▶ _Data shown_:
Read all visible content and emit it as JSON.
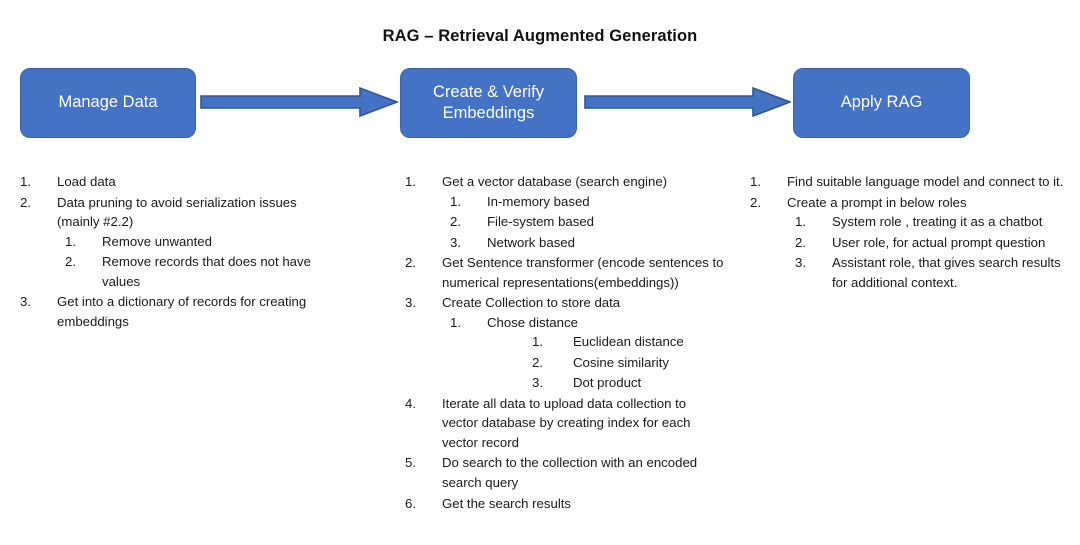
{
  "title": "RAG – Retrieval Augmented Generation",
  "colors": {
    "box_fill": "#4472C4",
    "box_border": "#3A63B0",
    "box_text": "#FFFFFF",
    "arrow_fill": "#4472C4",
    "arrow_border": "#2F5597",
    "page_background": "#FFFFFF",
    "body_text": "#1A1A1A"
  },
  "flow": {
    "boxes": [
      {
        "label": "Manage Data"
      },
      {
        "label": "Create & Verify Embeddings"
      },
      {
        "label": "Apply RAG"
      }
    ],
    "arrows": [
      {
        "name": "arrow-manage-to-embeddings",
        "direction": "right"
      },
      {
        "name": "arrow-embeddings-to-apply",
        "direction": "right"
      }
    ]
  },
  "columns": [
    {
      "name": "manage-data-steps",
      "items": [
        {
          "num": "1.",
          "text": "Load data"
        },
        {
          "num": "2.",
          "text": "Data pruning to avoid serialization issues (mainly #2.2)",
          "children": [
            {
              "num": "1.",
              "text": "Remove unwanted"
            },
            {
              "num": "2.",
              "text": "Remove records that does not have values"
            }
          ]
        },
        {
          "num": "3.",
          "text": "Get into a dictionary of records for creating embeddings"
        }
      ]
    },
    {
      "name": "create-verify-embeddings-steps",
      "items": [
        {
          "num": "1.",
          "text": "Get a vector database (search engine)",
          "children": [
            {
              "num": "1.",
              "text": "In-memory based"
            },
            {
              "num": "2.",
              "text": "File-system based"
            },
            {
              "num": "3.",
              "text": "Network based"
            }
          ]
        },
        {
          "num": "2.",
          "text": "Get Sentence transformer (encode sentences to numerical representations(embeddings))"
        },
        {
          "num": "3.",
          "text": "Create Collection to store data",
          "children": [
            {
              "num": "1.",
              "text": "Chose distance",
              "children": [
                {
                  "num": "1.",
                  "text": "Euclidean distance"
                },
                {
                  "num": "2.",
                  "text": "Cosine similarity"
                },
                {
                  "num": "3.",
                  "text": "Dot product"
                }
              ]
            }
          ]
        },
        {
          "num": "4.",
          "text": "Iterate all data to upload data collection to vector database by creating index for each vector record"
        },
        {
          "num": "5.",
          "text": "Do search to the collection with an encoded search query"
        },
        {
          "num": "6.",
          "text": "Get the search results"
        }
      ]
    },
    {
      "name": "apply-rag-steps",
      "items": [
        {
          "num": "1.",
          "text": "Find suitable language model and connect to it."
        },
        {
          "num": "2.",
          "text": "Create a prompt in below roles",
          "children": [
            {
              "num": "1.",
              "text": "System role , treating it as a chatbot"
            },
            {
              "num": "2.",
              "text": "User role, for actual prompt question"
            },
            {
              "num": "3.",
              "text": "Assistant role, that gives search results for additional context."
            }
          ]
        }
      ]
    }
  ]
}
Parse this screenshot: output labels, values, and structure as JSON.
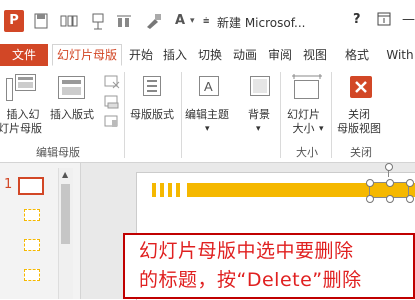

▶ _What needs to be done_: Each line in the data that holds the string "vector" should be found and copied.

▶ _Written answer_:
          "text": "Get a vector database (search engine)",
          "text": "Iterate all data to upload data collection to vector database by creating index for each vector record"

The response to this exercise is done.